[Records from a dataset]
++++++++++
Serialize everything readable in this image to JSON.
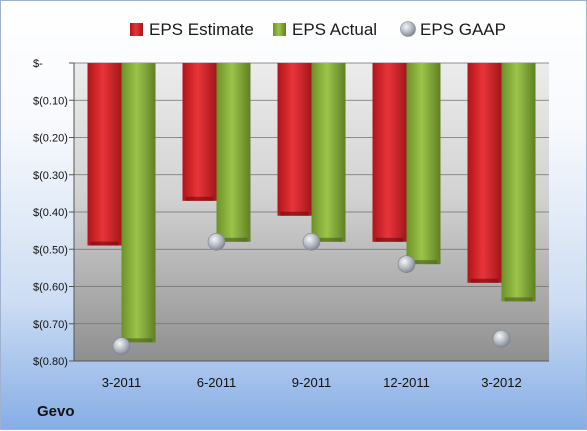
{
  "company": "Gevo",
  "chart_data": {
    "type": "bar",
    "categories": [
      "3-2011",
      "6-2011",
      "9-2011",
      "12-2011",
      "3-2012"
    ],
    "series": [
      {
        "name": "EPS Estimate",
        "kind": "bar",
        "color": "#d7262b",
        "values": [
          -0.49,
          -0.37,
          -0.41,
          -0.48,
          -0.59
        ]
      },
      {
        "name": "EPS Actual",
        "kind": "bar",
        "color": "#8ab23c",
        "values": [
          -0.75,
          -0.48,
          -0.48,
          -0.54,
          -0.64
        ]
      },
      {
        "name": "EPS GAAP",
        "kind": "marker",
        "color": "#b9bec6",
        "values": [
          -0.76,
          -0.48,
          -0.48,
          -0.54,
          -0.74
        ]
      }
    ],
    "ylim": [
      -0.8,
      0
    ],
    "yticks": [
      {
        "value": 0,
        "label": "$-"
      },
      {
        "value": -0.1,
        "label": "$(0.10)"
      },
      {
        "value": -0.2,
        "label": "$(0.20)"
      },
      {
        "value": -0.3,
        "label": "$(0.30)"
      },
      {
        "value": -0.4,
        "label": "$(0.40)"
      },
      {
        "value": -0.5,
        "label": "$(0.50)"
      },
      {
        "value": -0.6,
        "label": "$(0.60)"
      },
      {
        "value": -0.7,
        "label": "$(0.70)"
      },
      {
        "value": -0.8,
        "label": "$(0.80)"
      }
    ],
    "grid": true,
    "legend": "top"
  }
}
++++++++++
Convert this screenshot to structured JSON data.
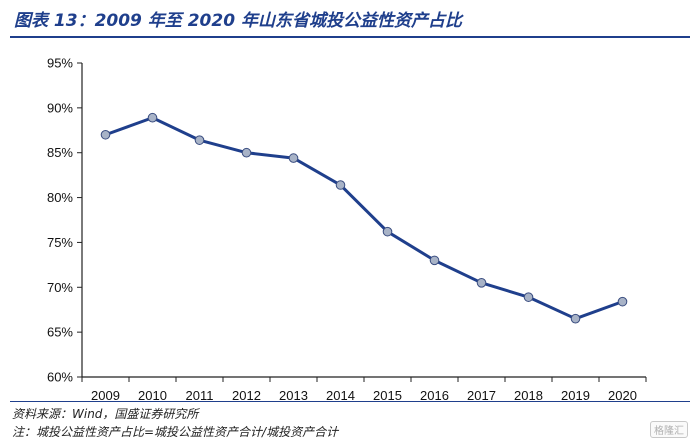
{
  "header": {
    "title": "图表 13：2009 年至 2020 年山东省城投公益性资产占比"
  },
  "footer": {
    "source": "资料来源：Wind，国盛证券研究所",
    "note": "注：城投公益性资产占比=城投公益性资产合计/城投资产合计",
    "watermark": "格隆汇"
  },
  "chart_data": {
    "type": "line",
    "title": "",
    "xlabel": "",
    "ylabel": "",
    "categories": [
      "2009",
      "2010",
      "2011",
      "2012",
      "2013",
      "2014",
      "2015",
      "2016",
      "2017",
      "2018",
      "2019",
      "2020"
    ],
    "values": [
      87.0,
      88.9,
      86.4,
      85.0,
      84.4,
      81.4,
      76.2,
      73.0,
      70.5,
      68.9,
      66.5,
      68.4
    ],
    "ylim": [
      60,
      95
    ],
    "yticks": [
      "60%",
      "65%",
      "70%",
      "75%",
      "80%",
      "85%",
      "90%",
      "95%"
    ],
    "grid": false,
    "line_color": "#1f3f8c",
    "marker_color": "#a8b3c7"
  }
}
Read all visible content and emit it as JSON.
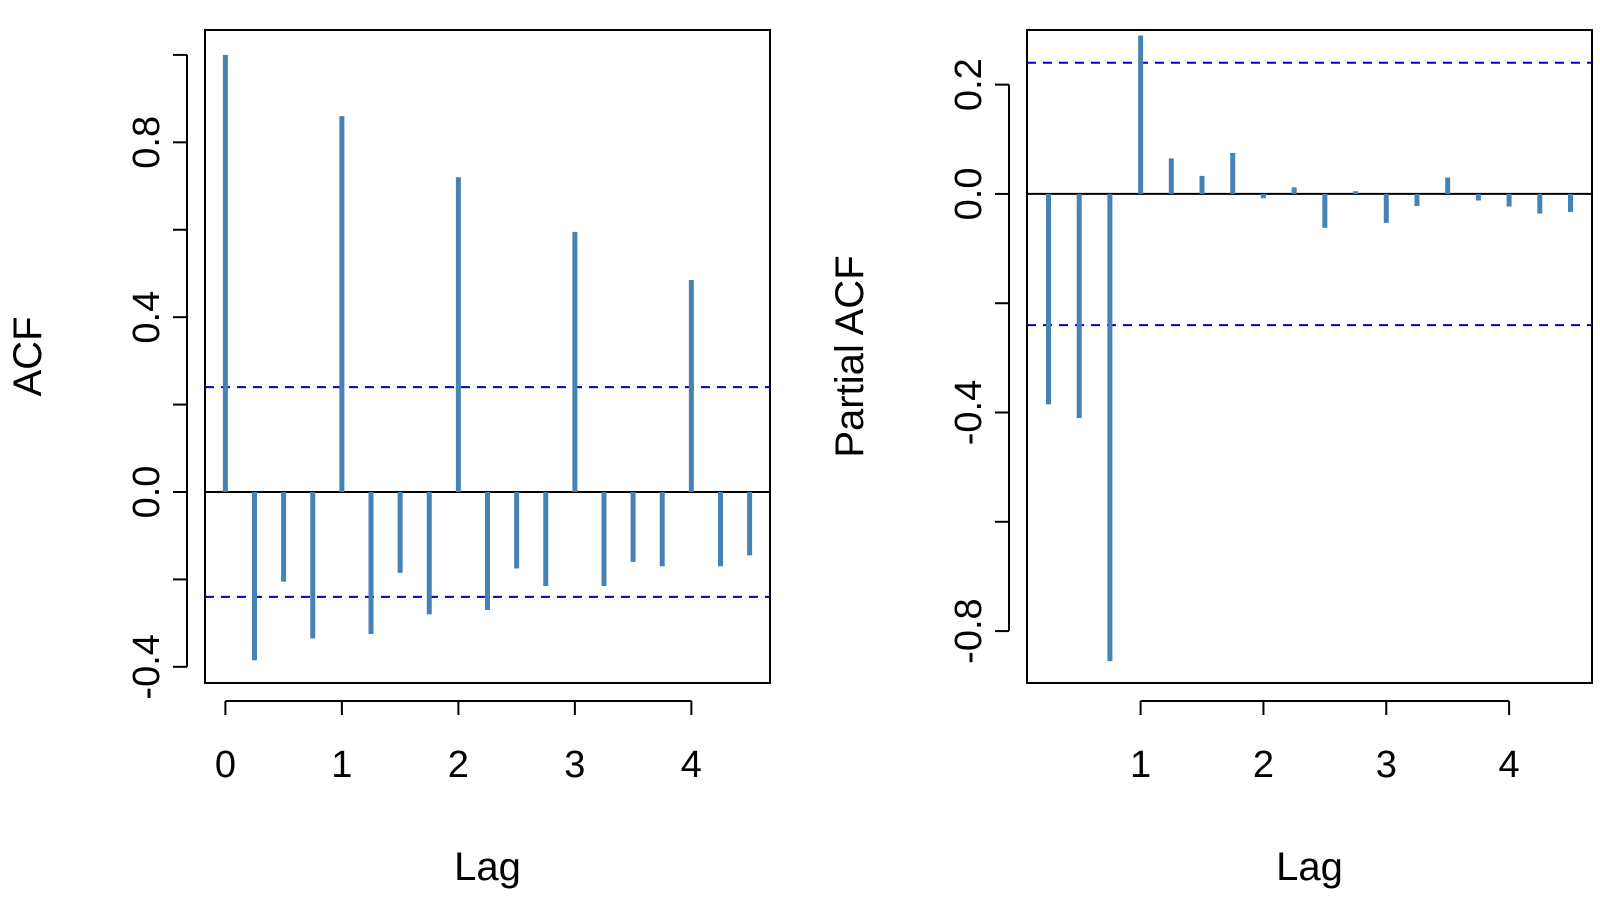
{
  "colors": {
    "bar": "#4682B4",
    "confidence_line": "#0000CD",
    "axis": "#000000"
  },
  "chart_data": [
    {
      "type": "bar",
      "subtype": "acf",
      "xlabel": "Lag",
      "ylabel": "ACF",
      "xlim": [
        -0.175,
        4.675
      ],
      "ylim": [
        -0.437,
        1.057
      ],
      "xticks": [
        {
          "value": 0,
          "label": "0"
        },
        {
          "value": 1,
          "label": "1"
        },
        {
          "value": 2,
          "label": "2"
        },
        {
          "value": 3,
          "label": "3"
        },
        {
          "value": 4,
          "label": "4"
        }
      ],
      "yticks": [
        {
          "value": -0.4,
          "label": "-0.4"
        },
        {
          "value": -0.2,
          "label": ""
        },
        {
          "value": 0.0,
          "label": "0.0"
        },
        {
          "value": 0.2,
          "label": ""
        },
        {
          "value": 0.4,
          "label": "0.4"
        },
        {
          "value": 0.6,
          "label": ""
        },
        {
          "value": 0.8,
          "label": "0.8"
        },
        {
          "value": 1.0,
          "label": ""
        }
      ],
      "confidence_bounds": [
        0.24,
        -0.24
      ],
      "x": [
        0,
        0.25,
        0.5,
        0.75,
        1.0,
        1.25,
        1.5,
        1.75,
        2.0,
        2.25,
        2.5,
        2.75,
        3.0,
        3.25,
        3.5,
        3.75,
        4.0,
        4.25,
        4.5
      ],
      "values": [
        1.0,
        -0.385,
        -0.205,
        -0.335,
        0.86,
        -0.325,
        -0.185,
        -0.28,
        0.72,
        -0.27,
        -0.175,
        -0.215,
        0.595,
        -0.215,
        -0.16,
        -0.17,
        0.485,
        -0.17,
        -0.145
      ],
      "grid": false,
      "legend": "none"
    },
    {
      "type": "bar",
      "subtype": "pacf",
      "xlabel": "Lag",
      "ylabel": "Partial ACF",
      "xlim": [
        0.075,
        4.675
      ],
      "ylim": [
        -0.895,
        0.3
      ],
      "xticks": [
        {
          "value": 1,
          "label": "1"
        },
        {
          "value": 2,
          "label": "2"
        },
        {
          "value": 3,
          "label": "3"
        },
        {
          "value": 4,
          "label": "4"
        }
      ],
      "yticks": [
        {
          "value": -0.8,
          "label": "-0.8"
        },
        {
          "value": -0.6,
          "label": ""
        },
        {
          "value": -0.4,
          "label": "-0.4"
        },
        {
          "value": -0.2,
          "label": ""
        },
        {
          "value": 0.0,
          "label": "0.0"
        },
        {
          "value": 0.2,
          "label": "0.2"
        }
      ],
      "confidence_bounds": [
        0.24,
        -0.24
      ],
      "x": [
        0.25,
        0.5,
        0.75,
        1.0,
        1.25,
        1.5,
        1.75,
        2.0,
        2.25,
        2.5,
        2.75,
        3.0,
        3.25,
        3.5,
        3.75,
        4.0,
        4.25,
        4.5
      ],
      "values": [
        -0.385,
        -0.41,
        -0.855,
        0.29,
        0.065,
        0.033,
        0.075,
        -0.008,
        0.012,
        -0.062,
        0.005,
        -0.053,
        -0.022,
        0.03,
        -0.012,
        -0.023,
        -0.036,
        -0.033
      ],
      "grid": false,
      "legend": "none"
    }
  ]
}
++++++++++
EXERCISE PROMPT:
Above are the records. Copy every line in them holding "this".

TASK ANSWER:
Serialize everything readable in this image to JSON.
Convert this screenshot to structured JSON data.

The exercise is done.